Filter the entries below, keeping every line that has the word "bound".

--- START OF DATA LINES ---

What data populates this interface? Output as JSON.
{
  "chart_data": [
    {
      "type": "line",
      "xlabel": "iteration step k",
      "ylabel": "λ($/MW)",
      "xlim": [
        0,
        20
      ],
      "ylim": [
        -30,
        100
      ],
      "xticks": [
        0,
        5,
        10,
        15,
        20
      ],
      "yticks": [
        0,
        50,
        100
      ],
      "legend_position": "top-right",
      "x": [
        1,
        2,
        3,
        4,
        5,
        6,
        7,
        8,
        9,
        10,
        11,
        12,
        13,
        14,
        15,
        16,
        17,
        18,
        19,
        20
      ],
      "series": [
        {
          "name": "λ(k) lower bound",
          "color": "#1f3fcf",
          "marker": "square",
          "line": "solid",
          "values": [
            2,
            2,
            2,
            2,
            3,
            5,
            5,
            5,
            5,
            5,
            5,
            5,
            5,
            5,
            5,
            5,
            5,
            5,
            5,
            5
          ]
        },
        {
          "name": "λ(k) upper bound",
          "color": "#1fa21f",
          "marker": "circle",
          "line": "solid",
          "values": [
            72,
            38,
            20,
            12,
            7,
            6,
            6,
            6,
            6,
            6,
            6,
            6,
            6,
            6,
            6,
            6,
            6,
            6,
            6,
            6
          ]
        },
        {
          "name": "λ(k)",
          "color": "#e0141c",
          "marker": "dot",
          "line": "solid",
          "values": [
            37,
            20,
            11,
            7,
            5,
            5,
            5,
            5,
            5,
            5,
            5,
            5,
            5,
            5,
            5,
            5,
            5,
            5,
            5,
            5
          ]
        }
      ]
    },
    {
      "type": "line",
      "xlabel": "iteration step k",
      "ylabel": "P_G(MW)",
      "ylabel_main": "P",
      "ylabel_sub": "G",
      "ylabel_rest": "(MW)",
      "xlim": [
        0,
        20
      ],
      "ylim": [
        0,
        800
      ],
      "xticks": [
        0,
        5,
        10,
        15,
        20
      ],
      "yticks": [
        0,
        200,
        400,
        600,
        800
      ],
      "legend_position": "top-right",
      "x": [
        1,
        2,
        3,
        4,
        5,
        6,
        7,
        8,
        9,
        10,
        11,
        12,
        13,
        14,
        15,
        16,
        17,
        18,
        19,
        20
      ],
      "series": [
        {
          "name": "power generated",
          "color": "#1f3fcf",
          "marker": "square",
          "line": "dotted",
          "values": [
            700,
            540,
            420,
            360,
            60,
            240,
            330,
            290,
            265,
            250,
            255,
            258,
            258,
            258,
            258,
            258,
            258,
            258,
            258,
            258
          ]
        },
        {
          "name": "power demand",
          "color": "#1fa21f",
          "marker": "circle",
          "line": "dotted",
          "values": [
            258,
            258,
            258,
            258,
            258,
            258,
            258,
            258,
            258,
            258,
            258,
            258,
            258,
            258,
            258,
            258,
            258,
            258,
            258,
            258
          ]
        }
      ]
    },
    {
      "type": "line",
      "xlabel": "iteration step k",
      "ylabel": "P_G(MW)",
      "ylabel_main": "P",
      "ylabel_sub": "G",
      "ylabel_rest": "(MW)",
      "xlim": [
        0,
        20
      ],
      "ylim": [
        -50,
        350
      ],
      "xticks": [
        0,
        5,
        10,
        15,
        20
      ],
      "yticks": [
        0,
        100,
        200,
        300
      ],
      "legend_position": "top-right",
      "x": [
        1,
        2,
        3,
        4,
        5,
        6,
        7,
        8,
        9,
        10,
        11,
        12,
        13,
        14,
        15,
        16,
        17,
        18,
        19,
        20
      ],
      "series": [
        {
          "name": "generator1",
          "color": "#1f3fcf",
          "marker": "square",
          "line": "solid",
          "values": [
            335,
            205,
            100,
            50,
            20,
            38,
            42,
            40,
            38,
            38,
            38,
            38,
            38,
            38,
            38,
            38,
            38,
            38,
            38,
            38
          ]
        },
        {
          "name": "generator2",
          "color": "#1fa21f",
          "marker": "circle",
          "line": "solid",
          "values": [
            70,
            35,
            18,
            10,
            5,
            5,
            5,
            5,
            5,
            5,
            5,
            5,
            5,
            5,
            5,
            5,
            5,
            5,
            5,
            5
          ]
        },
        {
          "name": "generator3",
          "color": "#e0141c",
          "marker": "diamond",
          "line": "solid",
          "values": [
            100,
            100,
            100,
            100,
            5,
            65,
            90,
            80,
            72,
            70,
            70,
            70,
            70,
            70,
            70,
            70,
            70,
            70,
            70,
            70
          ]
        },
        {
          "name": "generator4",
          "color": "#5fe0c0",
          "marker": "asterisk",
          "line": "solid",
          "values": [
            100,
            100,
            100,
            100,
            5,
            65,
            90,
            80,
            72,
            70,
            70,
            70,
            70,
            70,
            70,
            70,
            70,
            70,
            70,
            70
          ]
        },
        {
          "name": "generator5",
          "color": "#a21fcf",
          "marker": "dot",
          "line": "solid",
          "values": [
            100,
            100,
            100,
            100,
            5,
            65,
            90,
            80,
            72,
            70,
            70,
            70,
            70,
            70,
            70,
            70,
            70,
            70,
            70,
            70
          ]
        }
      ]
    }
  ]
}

--- END OF DATA LINES ---

**SOLUTION:**
          "name": "λ(k) lower bound",
          "name": "λ(k) upper bound",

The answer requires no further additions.